## THE TASK:
Leave out the pictures; transcribe all else exactly.

* * *

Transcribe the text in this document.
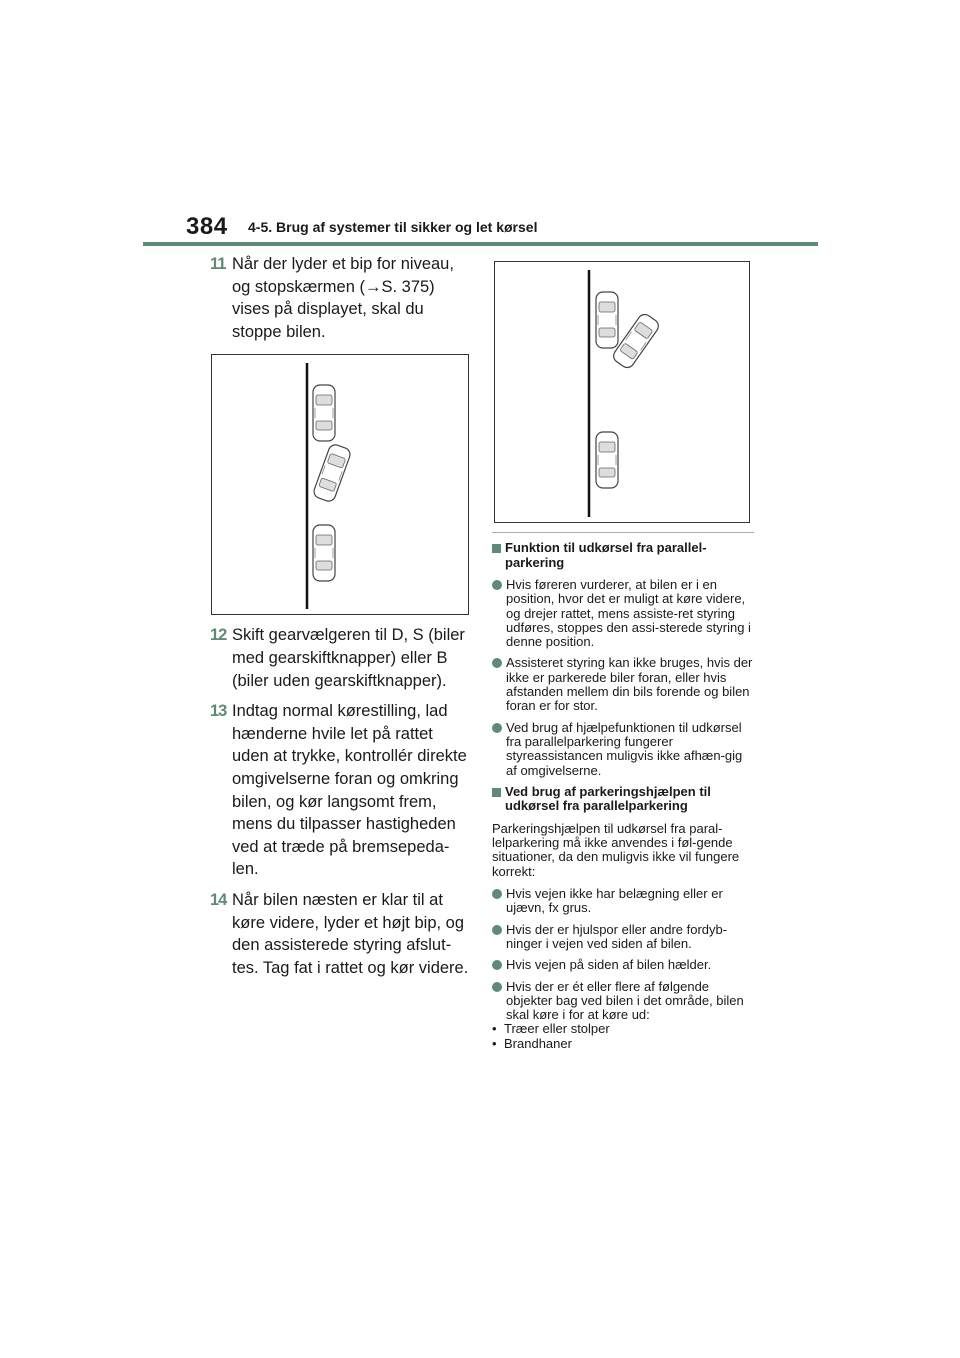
384 4-5. Brug af systemer til sikker og let kørsel
11 Når der lyder et bip for niveau, og stopskærmen (→S. 375) vises på displayet, skal du stoppe bilen.
12 Skift gearvælgeren til D, S (biler med gearskiftknapper) eller B (biler uden gearskiftknapper).
13 Indtag normal kørestilling, lad hænderne hvile let på rattet uden at trykke, kontrollér direkte omgivelserne foran og omkring bilen, og kør langsomt frem, mens du tilpasser hastigheden ved at træde på bremsepeda-len.
14 Når bilen næsten er klar til at køre videre, lyder et højt bip, og den assisterede styring afslut-tes. Tag fat i rattet og kør videre.
Funktion til udkørsel fra parallel-parkering
Hvis føreren vurderer, at bilen er i en position, hvor det er muligt at køre videre, og drejer rattet, mens assiste-ret styring udføres, stoppes den assi-sterede styring i denne position.
Assisteret styring kan ikke bruges, hvis der ikke er parkerede biler foran, eller hvis afstanden mellem din bils forende og bilen foran er for stor.
Ved brug af hjælpefunktionen til udkørsel fra parallelparkering fungerer styreassistancen muligvis ikke afhæn-gig af omgivelserne.
Ved brug af parkeringshjælpen til udkørsel fra parallelparkering
Parkeringshjælpen til udkørsel fra paral-lelparkering må ikke anvendes i føl-gende situationer, da den muligvis ikke vil fungere korrekt:
Hvis vejen ikke har belægning eller er ujævn, fx grus.
Hvis der er hjulspor eller andre fordyb-ninger i vejen ved siden af bilen.
Hvis vejen på siden af bilen hælder.
Hvis der er ét eller flere af følgende objekter bag ved bilen i det område, bilen skal køre i for at køre ud:
• Træer eller stolper
• Brandhaner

* * *

## SOLUTION TO THIS PROBLEM:
Transcribe the text in this document.
384 4-5. Brug af systemer til sikker og let kørsel
11 Når der lyder et bip for niveau, og stopskærmen (→S. 375) vises på displayet, skal du stoppe bilen.
12 Skift gearvælgeren til D, S (biler med gearskiftknapper) eller B (biler uden gearskiftknapper).
13 Indtag normal kørestilling, lad hænderne hvile let på rattet uden at trykke, kontrollér direkte omgivelserne foran og omkring bilen, og kør langsomt frem, mens du tilpasser hastigheden ved at træde på bremsepeda-len.
14 Når bilen næsten er klar til at køre videre, lyder et højt bip, og den assisterede styring afslut-tes. Tag fat i rattet og kør videre.
Funktion til udkørsel fra parallel-parkering
Hvis føreren vurderer, at bilen er i en position, hvor det er muligt at køre videre, og drejer rattet, mens assiste-ret styring udføres, stoppes den assi-sterede styring i denne position.
Assisteret styring kan ikke bruges, hvis der ikke er parkerede biler foran, eller hvis afstanden mellem din bils forende og bilen foran er for stor.
Ved brug af hjælpefunktionen til udkørsel fra parallelparkering fungerer styreassistancen muligvis ikke afhæn-gig af omgivelserne.
Ved brug af parkeringshjælpen til udkørsel fra parallelparkering
Parkeringshjælpen til udkørsel fra paral-lelparkering må ikke anvendes i føl-gende situationer, da den muligvis ikke vil fungere korrekt:
Hvis vejen ikke har belægning eller er ujævn, fx grus.
Hvis der er hjulspor eller andre fordyb-ninger i vejen ved siden af bilen.
Hvis vejen på siden af bilen hælder.
Hvis der er ét eller flere af følgende objekter bag ved bilen i det område, bilen skal køre i for at køre ud:
• Træer eller stolper
• Brandhaner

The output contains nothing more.